_Dataset entries_
----

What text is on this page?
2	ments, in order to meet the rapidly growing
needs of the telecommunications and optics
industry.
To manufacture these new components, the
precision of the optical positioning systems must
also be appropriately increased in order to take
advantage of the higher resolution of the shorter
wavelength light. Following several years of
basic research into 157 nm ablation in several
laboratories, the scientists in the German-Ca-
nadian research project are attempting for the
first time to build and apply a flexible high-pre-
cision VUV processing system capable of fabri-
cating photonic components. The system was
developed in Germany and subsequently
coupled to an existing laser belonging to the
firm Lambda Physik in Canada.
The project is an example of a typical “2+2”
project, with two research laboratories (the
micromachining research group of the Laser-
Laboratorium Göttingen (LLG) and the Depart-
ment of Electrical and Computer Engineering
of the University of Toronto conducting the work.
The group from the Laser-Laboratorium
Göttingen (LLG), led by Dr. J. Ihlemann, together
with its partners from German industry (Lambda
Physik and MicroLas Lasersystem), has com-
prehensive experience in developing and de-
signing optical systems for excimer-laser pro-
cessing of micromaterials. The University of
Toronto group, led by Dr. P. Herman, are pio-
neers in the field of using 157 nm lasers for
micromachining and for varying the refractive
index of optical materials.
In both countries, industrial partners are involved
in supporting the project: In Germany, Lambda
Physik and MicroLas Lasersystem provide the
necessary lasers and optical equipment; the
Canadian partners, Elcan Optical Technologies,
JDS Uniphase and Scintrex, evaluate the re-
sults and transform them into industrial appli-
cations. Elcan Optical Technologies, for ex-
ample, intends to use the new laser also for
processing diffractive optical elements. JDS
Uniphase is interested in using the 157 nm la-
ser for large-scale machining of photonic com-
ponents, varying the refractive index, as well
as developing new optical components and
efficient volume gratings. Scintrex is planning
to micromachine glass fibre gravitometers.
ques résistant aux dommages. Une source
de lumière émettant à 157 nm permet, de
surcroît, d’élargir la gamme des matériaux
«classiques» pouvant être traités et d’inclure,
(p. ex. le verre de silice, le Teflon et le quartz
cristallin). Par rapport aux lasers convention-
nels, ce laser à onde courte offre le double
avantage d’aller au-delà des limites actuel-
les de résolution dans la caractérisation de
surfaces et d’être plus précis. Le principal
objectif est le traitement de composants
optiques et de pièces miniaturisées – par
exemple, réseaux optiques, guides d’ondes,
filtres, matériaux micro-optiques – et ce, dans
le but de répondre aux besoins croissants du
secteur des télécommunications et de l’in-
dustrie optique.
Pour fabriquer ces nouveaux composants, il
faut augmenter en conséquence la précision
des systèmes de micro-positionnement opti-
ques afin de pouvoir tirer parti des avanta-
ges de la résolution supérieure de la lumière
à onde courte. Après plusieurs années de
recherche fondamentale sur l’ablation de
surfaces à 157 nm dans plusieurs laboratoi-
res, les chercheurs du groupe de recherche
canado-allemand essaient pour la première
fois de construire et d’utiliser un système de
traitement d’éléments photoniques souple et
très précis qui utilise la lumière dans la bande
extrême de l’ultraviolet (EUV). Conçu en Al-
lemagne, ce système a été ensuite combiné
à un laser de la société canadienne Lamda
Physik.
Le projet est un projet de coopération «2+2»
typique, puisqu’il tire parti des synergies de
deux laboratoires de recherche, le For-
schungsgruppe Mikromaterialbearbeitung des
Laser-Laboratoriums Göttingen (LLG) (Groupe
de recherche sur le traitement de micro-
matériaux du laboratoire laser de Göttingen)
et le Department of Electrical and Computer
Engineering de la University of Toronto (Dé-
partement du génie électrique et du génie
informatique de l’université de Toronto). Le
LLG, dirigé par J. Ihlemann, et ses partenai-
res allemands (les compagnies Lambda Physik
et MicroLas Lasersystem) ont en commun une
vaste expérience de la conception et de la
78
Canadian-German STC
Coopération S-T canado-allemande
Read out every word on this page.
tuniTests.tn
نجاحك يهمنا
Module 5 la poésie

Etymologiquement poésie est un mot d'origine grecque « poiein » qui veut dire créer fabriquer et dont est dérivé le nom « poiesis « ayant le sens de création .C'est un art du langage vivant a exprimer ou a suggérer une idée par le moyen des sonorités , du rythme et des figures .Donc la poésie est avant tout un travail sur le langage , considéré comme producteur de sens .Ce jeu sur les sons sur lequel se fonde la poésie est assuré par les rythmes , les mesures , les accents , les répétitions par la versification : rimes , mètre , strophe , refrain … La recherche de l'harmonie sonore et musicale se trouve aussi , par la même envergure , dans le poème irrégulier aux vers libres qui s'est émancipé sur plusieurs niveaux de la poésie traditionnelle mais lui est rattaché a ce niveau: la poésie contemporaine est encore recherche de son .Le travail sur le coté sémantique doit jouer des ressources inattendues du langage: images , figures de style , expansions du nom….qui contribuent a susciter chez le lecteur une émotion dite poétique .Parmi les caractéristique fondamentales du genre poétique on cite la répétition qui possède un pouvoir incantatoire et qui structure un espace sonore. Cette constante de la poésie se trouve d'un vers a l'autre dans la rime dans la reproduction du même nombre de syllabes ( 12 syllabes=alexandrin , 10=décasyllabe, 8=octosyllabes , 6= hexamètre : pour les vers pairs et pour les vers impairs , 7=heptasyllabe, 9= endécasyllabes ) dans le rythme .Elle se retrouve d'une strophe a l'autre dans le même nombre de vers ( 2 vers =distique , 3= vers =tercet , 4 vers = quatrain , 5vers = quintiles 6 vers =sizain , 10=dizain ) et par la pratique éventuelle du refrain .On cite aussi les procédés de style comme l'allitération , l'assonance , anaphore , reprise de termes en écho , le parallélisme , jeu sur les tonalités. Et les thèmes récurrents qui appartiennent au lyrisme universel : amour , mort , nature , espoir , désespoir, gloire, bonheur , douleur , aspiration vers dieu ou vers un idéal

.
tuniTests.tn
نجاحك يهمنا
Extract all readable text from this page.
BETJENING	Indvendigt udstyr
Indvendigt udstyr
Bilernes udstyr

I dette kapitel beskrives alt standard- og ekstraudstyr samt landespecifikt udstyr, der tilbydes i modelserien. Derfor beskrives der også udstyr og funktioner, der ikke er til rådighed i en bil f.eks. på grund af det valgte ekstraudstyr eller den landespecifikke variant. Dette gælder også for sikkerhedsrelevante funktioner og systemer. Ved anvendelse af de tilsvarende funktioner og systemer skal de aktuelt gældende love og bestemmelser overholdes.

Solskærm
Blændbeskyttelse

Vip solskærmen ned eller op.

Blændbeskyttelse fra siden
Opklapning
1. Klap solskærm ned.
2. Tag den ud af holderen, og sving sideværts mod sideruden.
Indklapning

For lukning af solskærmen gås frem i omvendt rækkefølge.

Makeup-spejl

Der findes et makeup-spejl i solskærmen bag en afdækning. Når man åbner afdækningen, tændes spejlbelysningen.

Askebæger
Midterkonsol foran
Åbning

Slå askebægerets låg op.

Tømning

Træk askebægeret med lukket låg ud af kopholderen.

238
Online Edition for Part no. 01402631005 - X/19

----

_What this task involves_
Would you give again, word for word, every line from the one with "Extract all readable text from this page." through the final line of the listing above?

_Task answer_
Extract all readable text from this page.
BETJENING	Indvendigt udstyr
Indvendigt udstyr
Bilernes udstyr

I dette kapitel beskrives alt standard- og ekstraudstyr samt landespecifikt udstyr, der tilbydes i modelserien. Derfor beskrives der også udstyr og funktioner, der ikke er til rådighed i en bil f.eks. på grund af det valgte ekstraudstyr eller den landespecifikke variant. Dette gælder også for sikkerhedsrelevante funktioner og systemer. Ved anvendelse af de tilsvarende funktioner og systemer skal de aktuelt gældende love og bestemmelser overholdes.

Solskærm
Blændbeskyttelse

Vip solskærmen ned eller op.

Blændbeskyttelse fra siden
Opklapning
1. Klap solskærm ned.
2. Tag den ud af holderen, og sving sideværts mod sideruden.
Indklapning

For lukning af solskærmen gås frem i omvendt rækkefølge.

Makeup-spejl

Der findes et makeup-spejl i solskærmen bag en afdækning. Når man åbner afdækningen, tændes spejlbelysningen.

Askebæger
Midterkonsol foran
Åbning

Slå askebægerets låg op.

Tømning

Træk askebægeret med lukket låg ud af kopholderen.

238
Online Edition for Part no. 01402631005 - X/19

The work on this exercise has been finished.